*YOUR OBJECTIVE*
Every line below that contains "TradingView" is to be copied.

** START DATA SUPPLIED **

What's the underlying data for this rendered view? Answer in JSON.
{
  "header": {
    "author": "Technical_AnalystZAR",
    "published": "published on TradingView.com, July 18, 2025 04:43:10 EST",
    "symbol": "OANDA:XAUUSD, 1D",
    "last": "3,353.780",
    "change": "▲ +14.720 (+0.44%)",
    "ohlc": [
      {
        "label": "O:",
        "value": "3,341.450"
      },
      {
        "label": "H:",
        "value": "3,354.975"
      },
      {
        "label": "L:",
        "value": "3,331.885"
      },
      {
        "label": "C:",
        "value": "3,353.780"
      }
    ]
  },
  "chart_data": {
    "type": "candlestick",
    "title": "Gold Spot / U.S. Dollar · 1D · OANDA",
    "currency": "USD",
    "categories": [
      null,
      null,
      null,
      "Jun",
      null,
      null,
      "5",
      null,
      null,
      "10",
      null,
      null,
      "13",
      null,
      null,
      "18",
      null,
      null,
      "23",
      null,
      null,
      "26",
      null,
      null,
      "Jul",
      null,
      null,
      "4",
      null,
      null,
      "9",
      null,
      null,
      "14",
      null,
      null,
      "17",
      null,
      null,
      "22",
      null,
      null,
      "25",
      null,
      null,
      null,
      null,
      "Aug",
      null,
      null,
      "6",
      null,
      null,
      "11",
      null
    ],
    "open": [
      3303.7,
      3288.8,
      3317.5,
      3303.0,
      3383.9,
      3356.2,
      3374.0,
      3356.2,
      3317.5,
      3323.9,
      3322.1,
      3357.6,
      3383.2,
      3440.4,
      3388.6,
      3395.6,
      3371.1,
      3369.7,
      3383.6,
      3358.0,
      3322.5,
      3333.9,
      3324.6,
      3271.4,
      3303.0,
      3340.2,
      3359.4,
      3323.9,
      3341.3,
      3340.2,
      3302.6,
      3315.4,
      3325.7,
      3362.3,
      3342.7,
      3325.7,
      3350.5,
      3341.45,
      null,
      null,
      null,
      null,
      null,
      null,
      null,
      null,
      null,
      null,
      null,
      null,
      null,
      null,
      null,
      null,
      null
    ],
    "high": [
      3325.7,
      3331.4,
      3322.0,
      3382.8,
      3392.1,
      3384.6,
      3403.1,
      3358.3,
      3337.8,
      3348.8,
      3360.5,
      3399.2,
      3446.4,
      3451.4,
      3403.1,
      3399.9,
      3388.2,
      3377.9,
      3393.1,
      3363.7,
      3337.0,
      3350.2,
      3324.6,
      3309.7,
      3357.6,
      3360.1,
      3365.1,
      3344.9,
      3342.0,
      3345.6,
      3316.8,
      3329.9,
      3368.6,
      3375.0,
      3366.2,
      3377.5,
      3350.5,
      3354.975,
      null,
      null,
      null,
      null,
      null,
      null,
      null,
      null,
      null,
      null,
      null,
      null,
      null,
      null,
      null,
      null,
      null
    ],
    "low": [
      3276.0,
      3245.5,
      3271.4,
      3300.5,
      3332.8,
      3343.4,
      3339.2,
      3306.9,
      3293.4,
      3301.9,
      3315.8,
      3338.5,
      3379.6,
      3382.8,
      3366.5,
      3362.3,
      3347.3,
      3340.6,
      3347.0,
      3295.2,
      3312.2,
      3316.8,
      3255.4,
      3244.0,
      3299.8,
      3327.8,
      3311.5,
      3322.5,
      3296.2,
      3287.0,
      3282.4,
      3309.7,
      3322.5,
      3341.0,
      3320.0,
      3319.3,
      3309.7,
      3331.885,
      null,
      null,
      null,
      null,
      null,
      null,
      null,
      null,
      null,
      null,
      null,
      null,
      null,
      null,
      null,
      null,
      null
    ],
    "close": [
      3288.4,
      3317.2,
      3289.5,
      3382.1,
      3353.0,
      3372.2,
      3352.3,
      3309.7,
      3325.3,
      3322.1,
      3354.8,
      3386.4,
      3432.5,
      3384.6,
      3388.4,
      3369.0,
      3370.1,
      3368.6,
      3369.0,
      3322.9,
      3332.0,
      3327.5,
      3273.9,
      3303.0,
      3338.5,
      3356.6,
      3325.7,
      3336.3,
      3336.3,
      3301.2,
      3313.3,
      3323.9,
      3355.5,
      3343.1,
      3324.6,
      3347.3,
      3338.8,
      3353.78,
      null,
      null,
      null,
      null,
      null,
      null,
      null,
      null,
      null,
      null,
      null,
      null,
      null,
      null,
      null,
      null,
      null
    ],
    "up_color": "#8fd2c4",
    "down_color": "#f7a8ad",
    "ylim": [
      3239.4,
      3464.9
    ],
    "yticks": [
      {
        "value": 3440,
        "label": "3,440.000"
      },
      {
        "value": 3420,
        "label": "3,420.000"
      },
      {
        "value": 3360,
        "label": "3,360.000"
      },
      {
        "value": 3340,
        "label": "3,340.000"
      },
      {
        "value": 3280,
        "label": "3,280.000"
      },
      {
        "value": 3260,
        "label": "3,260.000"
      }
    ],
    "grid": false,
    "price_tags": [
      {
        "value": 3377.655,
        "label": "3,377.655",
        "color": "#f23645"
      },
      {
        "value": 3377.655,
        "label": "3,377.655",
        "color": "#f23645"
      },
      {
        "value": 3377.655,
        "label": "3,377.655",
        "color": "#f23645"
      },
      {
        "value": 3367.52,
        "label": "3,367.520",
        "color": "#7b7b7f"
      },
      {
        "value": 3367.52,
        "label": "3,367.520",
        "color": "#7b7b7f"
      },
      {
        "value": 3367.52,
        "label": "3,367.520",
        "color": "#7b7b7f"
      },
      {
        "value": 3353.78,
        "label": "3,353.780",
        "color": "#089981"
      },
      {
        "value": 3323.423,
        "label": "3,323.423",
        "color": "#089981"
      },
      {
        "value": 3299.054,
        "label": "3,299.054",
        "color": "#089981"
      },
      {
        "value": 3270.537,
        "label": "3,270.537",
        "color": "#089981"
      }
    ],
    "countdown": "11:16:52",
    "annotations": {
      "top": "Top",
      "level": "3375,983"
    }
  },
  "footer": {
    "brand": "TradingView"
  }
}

** END DATA SUPPLIED **

*SOLUTION TO THIS PROBLEM*
    "published": "published on TradingView.com, July 18, 2025 04:43:10 EST",
    "brand": "TradingView"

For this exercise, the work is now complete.